> [Data listing]:

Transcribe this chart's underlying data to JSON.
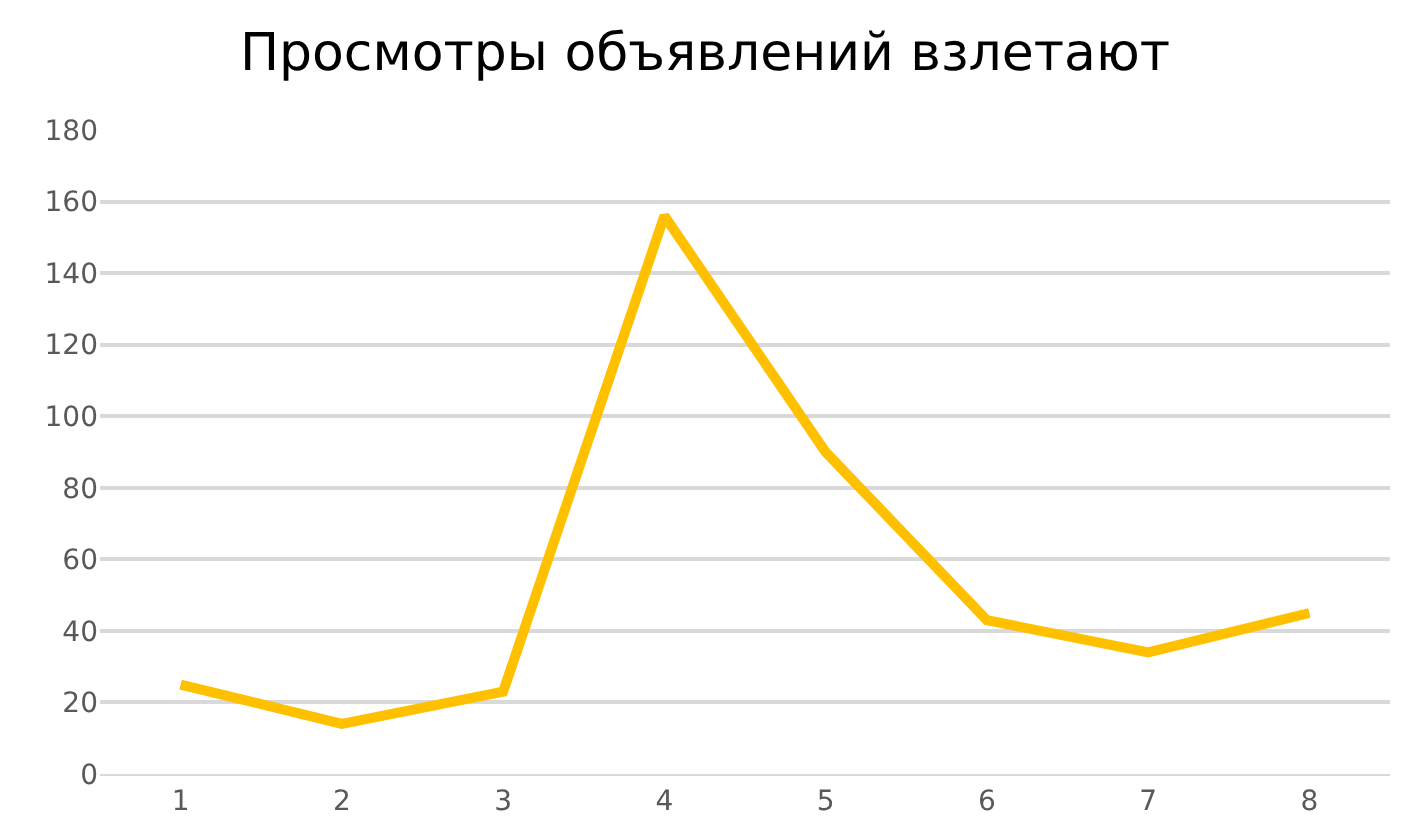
{
  "chart_data": {
    "type": "line",
    "title": "Просмотры объявлений взлетают",
    "categories": [
      "1",
      "2",
      "3",
      "4",
      "5",
      "6",
      "7",
      "8"
    ],
    "series": [
      {
        "color": "#ffc000",
        "values": [
          25,
          14,
          23,
          156,
          90,
          43,
          34,
          45
        ]
      }
    ],
    "ylim": [
      0,
      180
    ],
    "yticks": [
      0,
      20,
      40,
      60,
      80,
      100,
      120,
      140,
      160,
      180
    ],
    "grid": "y",
    "legend": false,
    "marker": "none",
    "line_style": "solid"
  }
}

> [Work to do]:
Print the listing above in full, exactly as written. Omit any pictures.

> [Answer to this task]:
Transcribe this chart's underlying data to JSON.
{
  "chart_data": {
    "type": "line",
    "title": "Просмотры объявлений взлетают",
    "categories": [
      "1",
      "2",
      "3",
      "4",
      "5",
      "6",
      "7",
      "8"
    ],
    "series": [
      {
        "color": "#ffc000",
        "values": [
          25,
          14,
          23,
          156,
          90,
          43,
          34,
          45
        ]
      }
    ],
    "ylim": [
      0,
      180
    ],
    "yticks": [
      0,
      20,
      40,
      60,
      80,
      100,
      120,
      140,
      160,
      180
    ],
    "grid": "y",
    "legend": false,
    "marker": "none",
    "line_style": "solid"
  }
}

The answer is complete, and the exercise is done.